__DATA ROWS__.
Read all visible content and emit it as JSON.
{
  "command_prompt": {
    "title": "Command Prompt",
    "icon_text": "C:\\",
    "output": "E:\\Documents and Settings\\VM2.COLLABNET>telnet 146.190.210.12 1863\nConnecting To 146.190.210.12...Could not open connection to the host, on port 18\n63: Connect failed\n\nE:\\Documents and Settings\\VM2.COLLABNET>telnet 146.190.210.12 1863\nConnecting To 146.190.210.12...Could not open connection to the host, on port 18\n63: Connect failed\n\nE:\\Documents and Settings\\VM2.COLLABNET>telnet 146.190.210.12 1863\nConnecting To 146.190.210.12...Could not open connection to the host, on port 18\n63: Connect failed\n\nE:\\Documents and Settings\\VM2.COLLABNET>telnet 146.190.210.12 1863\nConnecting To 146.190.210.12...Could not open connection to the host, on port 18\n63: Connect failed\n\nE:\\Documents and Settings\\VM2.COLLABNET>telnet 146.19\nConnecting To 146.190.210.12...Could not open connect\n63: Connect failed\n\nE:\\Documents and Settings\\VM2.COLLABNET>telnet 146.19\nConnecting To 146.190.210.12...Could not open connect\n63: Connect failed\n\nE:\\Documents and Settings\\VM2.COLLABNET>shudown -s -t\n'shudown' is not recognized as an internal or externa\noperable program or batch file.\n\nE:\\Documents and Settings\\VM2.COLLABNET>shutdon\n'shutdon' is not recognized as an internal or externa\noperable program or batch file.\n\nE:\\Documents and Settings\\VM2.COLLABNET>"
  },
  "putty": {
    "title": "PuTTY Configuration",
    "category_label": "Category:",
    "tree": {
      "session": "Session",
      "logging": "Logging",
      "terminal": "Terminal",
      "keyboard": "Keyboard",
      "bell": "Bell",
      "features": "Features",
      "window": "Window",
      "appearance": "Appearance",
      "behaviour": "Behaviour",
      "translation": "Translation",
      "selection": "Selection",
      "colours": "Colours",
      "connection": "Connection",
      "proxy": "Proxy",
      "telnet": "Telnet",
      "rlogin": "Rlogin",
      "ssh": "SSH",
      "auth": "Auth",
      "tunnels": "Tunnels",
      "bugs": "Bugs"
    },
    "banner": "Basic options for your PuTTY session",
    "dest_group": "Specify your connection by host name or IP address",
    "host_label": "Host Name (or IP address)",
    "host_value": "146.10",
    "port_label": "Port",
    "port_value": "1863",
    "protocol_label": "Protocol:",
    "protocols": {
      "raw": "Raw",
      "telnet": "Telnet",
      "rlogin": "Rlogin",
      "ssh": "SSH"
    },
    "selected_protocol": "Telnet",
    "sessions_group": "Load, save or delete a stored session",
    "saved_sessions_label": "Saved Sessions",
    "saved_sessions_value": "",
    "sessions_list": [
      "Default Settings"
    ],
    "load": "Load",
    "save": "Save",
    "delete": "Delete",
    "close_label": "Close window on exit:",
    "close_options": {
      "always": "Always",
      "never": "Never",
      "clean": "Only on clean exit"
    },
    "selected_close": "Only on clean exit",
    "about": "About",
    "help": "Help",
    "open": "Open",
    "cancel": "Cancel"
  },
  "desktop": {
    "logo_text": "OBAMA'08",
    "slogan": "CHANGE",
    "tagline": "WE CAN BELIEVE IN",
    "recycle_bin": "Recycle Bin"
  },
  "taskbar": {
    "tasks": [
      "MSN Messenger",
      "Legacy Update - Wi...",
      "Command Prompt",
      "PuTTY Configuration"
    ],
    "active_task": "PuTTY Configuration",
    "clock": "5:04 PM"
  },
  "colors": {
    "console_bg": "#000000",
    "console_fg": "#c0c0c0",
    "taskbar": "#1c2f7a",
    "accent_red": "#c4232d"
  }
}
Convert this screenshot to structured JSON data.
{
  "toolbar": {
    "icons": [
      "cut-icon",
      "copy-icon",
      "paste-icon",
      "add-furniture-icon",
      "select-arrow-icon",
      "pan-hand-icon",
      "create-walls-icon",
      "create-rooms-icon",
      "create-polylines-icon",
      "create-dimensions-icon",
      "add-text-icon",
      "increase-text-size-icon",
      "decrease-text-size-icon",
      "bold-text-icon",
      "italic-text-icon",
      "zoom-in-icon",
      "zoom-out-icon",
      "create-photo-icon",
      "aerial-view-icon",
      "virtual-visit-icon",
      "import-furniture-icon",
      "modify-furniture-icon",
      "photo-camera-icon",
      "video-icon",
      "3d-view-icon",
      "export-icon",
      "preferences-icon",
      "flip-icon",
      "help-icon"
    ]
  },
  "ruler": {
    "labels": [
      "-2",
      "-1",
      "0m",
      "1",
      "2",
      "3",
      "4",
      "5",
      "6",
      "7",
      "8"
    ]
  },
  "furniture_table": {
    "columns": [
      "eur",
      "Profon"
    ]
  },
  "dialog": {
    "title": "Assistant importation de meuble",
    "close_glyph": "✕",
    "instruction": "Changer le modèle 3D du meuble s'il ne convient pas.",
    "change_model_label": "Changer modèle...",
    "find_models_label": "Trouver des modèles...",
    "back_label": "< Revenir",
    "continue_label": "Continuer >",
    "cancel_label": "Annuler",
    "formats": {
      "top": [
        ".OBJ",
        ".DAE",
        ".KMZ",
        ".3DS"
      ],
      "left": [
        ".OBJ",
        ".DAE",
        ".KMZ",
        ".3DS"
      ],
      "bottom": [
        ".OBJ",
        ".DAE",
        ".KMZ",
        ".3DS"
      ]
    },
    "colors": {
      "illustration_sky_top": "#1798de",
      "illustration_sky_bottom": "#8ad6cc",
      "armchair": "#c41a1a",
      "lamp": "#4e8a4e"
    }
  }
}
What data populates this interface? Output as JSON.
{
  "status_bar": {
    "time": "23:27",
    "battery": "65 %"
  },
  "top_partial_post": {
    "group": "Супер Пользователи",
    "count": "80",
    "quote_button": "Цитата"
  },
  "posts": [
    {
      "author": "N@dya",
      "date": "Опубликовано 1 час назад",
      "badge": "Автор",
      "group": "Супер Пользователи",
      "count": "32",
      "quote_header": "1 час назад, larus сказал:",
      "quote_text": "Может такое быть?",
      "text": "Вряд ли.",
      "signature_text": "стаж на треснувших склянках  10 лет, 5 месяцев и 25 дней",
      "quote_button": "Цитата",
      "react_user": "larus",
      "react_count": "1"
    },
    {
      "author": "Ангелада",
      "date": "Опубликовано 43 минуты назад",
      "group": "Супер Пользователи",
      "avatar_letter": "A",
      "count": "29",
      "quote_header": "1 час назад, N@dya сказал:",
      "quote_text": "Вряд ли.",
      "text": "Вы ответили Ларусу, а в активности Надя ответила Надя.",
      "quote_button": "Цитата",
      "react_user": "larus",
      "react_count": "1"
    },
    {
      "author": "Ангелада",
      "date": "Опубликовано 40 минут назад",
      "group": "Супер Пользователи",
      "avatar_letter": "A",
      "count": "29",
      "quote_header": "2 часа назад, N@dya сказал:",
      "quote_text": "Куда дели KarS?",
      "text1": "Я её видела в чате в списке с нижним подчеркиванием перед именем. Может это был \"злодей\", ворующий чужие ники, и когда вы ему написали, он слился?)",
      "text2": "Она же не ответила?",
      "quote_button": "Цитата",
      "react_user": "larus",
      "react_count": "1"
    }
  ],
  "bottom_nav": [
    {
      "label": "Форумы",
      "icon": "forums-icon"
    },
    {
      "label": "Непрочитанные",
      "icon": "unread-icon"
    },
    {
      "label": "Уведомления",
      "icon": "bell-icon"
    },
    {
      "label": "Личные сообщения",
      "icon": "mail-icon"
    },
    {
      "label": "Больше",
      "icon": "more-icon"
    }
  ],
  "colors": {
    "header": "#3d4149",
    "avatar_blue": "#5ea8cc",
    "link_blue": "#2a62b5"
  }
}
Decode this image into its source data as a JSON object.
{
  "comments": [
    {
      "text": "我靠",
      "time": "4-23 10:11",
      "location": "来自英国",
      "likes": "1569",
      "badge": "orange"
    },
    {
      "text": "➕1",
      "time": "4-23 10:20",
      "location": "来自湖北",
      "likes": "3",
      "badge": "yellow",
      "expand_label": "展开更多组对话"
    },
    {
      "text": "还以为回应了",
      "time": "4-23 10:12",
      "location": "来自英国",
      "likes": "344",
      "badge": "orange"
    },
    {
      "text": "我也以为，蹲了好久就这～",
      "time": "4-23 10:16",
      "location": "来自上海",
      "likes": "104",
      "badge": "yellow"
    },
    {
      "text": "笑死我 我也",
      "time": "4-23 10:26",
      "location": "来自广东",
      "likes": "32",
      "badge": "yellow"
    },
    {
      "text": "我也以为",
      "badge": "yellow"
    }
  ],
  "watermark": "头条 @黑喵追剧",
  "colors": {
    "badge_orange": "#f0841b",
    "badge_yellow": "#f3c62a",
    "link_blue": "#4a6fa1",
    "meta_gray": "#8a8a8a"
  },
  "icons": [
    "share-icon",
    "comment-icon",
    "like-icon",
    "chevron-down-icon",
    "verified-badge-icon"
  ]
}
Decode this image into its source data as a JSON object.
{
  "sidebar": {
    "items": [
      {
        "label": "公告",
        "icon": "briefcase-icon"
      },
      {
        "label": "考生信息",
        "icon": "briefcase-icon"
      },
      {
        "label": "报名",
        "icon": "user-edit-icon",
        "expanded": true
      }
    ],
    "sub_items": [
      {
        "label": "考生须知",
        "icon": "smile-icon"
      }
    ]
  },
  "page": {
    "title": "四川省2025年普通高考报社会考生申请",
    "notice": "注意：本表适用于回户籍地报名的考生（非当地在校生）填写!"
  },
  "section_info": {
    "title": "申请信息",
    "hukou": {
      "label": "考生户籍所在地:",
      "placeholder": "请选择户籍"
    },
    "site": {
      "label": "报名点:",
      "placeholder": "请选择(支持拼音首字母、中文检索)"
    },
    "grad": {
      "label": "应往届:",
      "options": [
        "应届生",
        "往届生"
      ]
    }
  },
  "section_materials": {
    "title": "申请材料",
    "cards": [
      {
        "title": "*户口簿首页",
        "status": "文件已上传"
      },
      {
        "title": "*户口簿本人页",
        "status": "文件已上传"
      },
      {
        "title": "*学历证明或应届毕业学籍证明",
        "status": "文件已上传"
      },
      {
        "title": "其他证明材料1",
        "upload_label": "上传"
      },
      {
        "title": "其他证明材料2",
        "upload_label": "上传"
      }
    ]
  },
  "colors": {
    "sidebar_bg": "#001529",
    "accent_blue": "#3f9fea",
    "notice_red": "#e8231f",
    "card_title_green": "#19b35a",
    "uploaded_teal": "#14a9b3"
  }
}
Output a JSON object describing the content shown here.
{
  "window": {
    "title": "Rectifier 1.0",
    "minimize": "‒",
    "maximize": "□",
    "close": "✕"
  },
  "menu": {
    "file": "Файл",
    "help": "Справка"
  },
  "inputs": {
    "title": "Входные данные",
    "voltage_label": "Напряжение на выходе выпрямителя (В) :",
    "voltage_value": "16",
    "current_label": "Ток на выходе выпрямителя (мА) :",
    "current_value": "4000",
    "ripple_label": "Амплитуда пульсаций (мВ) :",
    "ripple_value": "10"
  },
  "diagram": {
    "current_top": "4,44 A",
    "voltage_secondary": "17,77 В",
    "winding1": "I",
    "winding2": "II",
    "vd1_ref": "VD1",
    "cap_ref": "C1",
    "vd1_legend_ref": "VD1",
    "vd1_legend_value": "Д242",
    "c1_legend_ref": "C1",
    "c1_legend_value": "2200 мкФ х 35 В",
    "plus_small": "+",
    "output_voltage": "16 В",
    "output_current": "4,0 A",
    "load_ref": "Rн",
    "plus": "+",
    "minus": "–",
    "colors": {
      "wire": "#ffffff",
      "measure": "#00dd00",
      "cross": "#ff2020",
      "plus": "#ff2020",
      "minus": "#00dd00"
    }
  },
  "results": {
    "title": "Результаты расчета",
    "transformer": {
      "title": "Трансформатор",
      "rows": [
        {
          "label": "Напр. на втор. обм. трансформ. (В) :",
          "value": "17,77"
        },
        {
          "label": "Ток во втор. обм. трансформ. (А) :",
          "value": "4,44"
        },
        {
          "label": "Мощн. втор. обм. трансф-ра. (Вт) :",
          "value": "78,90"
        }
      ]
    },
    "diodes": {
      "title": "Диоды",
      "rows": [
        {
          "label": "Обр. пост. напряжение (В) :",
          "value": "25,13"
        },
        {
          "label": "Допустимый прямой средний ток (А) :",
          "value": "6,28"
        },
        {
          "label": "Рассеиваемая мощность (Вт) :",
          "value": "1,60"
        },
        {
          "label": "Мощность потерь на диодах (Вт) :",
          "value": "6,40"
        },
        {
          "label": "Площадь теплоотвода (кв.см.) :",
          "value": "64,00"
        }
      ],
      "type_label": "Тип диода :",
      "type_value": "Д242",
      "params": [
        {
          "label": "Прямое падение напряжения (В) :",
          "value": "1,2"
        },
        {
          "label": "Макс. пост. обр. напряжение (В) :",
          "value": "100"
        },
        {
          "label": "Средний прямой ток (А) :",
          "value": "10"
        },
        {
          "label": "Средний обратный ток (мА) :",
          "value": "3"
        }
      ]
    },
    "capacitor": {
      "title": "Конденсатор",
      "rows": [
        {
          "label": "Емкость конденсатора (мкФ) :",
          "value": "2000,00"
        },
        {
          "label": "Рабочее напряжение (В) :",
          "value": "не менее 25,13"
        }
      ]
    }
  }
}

__WHAT YOU WILL DO__. State the number of lines in this listing that contain the string "Only", and add nothing else.

__FULL RESPONSE__. 2